REQUEST:
Each line from the one that holds "What's the underlying" to the end of the records is to be retyped exactly. Pictures are not part of the copy.

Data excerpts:
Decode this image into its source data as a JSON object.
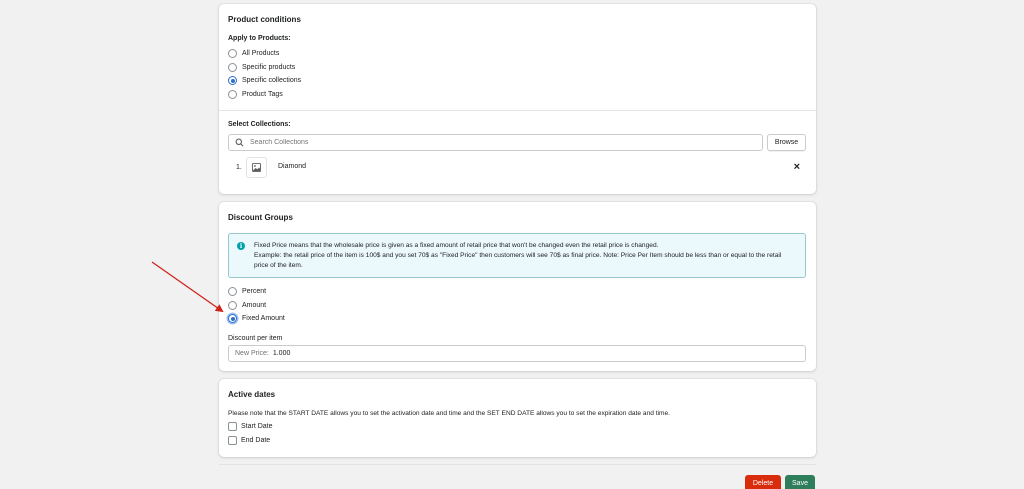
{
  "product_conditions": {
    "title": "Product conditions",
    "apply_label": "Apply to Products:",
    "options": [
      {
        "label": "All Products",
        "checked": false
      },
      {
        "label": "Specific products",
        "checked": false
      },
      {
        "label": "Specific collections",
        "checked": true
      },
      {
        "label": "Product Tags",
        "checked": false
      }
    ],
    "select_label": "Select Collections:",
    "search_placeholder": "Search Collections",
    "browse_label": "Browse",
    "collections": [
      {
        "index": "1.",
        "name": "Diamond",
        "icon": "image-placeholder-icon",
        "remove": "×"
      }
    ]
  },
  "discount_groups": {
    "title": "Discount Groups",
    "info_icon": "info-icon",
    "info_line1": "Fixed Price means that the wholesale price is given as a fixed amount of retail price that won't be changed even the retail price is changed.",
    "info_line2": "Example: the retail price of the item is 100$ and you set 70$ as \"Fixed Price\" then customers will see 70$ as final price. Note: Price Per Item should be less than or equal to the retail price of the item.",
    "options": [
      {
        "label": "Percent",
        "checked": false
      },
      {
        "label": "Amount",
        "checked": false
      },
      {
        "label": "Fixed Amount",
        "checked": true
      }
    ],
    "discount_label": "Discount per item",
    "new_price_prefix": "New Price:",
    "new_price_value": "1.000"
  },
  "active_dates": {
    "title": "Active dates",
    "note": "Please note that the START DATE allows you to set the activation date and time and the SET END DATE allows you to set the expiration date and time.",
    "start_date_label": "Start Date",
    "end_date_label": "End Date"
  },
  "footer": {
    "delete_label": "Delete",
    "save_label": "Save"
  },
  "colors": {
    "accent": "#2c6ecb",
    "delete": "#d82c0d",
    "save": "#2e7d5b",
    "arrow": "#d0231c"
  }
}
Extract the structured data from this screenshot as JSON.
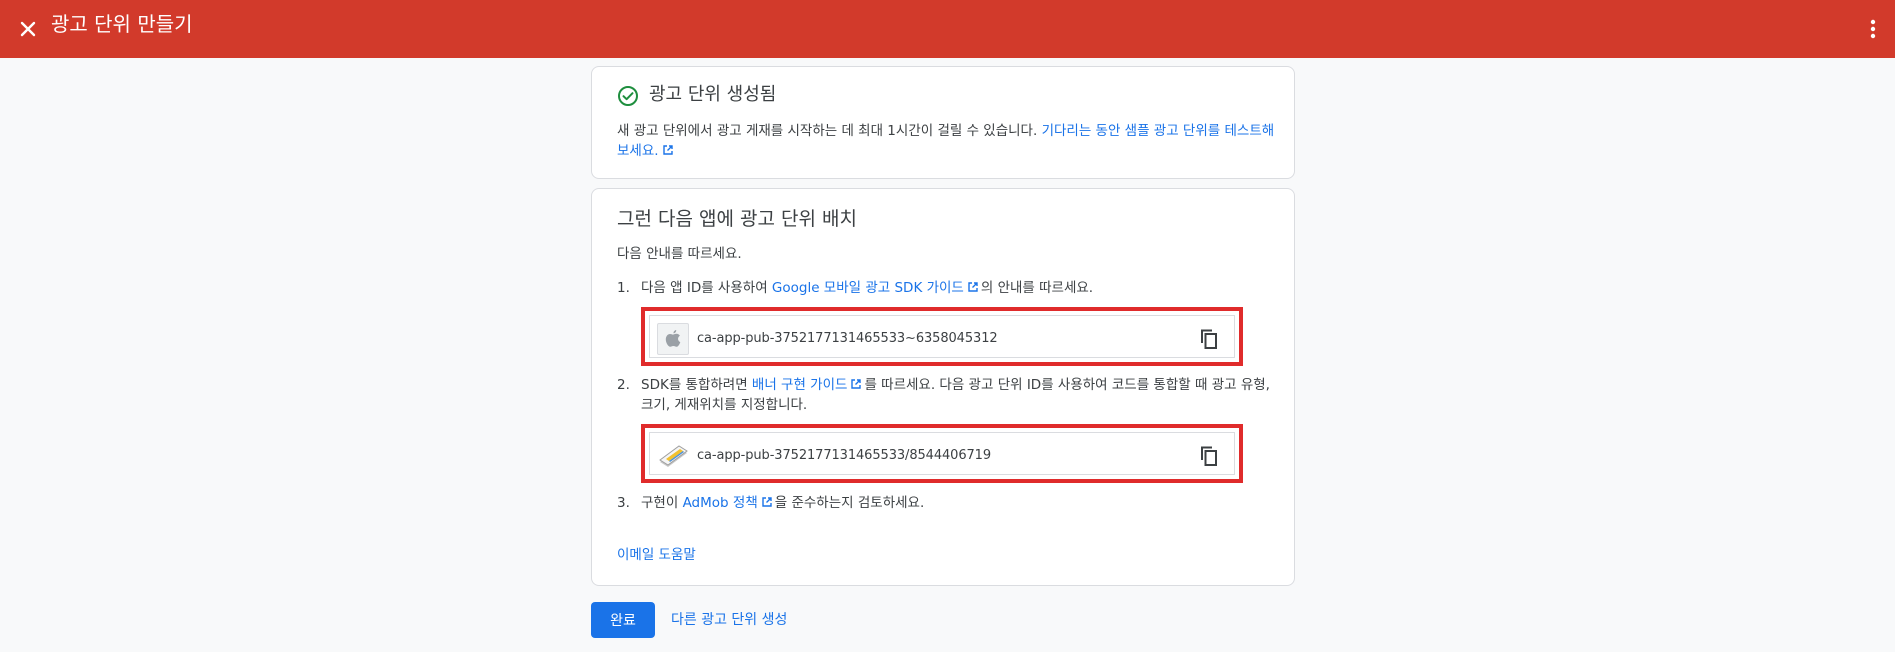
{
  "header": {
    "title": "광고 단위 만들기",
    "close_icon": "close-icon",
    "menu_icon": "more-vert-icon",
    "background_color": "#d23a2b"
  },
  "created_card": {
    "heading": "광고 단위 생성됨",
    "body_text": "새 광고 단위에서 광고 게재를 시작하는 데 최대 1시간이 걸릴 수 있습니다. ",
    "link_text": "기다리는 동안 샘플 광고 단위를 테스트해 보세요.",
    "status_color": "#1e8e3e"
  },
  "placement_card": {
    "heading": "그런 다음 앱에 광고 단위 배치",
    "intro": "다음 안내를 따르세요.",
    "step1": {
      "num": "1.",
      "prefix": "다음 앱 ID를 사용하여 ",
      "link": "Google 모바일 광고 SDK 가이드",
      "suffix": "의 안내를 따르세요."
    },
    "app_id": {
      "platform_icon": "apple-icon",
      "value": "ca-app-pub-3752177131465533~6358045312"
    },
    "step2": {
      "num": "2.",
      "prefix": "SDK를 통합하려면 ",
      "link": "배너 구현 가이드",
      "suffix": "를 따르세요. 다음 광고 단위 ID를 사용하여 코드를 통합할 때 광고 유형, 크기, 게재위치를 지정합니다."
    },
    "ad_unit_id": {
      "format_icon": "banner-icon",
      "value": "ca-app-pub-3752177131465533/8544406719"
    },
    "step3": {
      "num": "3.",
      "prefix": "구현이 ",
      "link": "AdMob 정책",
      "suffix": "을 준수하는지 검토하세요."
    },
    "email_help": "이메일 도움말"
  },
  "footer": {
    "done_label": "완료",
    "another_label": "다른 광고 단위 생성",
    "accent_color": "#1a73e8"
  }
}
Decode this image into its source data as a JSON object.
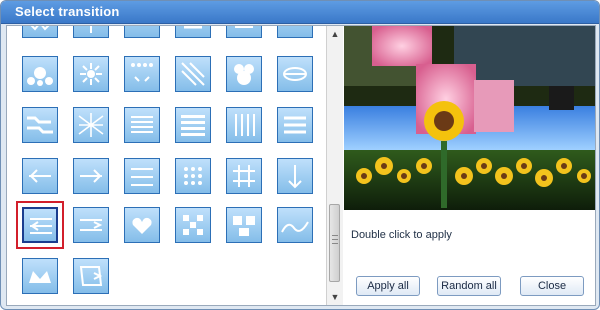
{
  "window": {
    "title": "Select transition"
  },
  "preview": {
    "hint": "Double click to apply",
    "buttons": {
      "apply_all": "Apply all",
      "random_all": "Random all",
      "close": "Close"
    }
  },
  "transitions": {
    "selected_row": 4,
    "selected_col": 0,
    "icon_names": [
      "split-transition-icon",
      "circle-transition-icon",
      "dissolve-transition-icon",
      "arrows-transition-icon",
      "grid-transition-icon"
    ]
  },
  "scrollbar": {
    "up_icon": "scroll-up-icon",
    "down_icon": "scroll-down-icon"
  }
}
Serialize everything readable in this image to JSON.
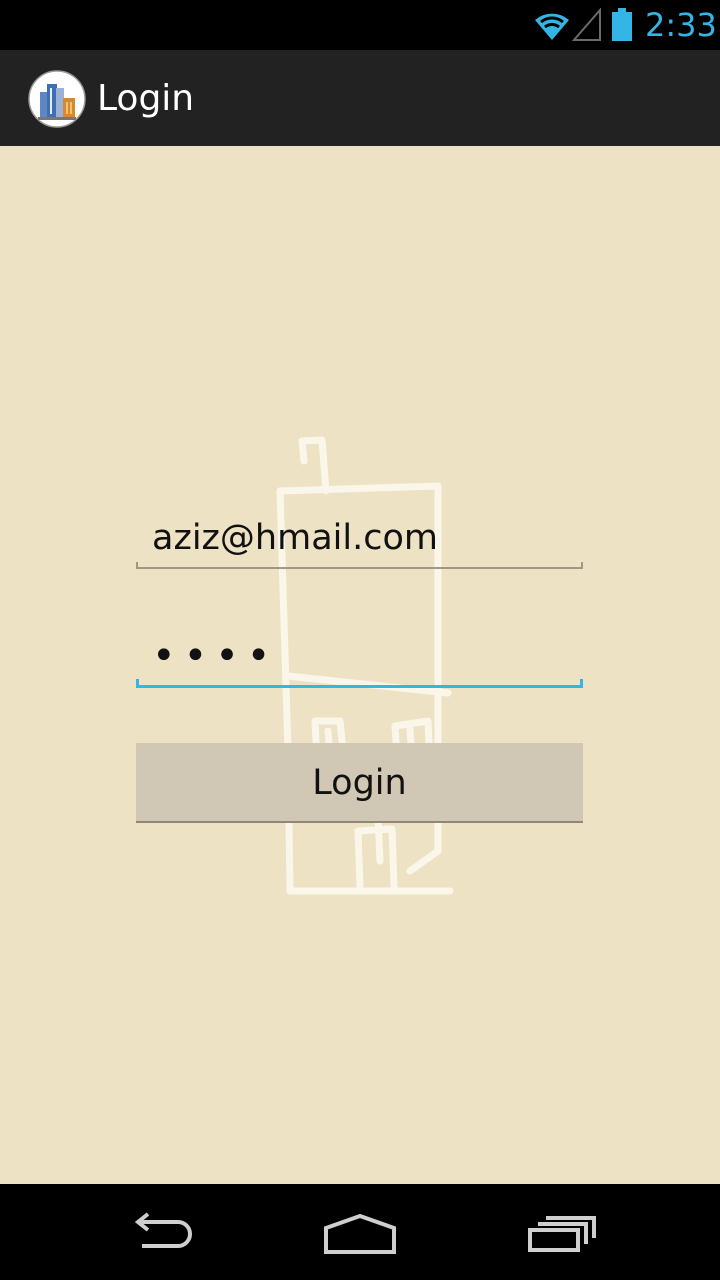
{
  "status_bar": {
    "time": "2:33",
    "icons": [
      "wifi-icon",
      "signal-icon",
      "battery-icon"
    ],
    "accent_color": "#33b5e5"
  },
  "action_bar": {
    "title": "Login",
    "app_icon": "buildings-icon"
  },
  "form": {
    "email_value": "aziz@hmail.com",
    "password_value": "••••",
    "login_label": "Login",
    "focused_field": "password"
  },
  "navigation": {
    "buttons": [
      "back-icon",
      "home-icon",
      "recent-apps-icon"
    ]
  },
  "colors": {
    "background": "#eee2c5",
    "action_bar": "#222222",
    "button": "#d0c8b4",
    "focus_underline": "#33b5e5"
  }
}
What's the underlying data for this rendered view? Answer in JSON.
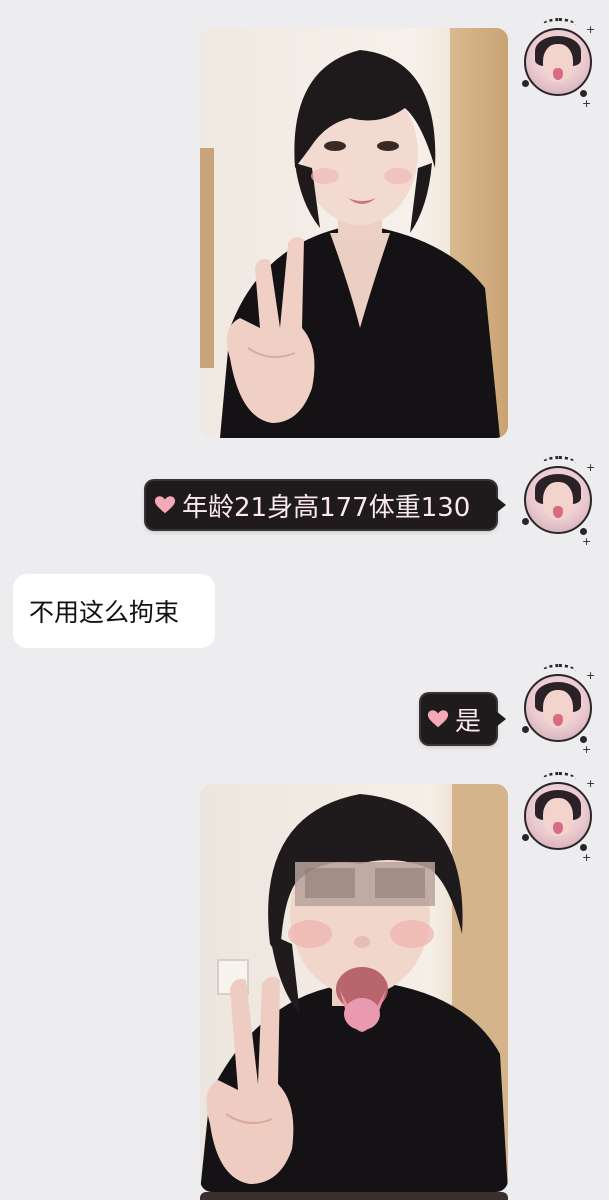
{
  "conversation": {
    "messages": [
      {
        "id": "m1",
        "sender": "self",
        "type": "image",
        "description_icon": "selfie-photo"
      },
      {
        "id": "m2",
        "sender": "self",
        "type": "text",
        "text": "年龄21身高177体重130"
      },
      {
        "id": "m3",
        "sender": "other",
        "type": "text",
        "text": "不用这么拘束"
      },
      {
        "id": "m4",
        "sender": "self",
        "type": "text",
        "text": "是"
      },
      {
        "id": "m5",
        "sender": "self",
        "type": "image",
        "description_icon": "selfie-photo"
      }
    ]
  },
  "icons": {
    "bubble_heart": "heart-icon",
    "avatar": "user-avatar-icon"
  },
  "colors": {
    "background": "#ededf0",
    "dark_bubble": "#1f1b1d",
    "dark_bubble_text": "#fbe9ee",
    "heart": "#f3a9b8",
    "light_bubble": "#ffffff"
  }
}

WORKED SOLUTION:
What's the underlying data for this rendered view? Answer in JSON.
{
  "conversation": {
    "messages": [
      {
        "id": "m1",
        "sender": "self",
        "type": "image",
        "description_icon": "selfie-photo"
      },
      {
        "id": "m2",
        "sender": "self",
        "type": "text",
        "text": "年龄21身高177体重130"
      },
      {
        "id": "m3",
        "sender": "other",
        "type": "text",
        "text": "不用这么拘束"
      },
      {
        "id": "m4",
        "sender": "self",
        "type": "text",
        "text": "是"
      },
      {
        "id": "m5",
        "sender": "self",
        "type": "image",
        "description_icon": "selfie-photo"
      }
    ]
  },
  "icons": {
    "bubble_heart": "heart-icon",
    "avatar": "user-avatar-icon"
  },
  "colors": {
    "background": "#ededf0",
    "dark_bubble": "#1f1b1d",
    "dark_bubble_text": "#fbe9ee",
    "heart": "#f3a9b8",
    "light_bubble": "#ffffff"
  }
}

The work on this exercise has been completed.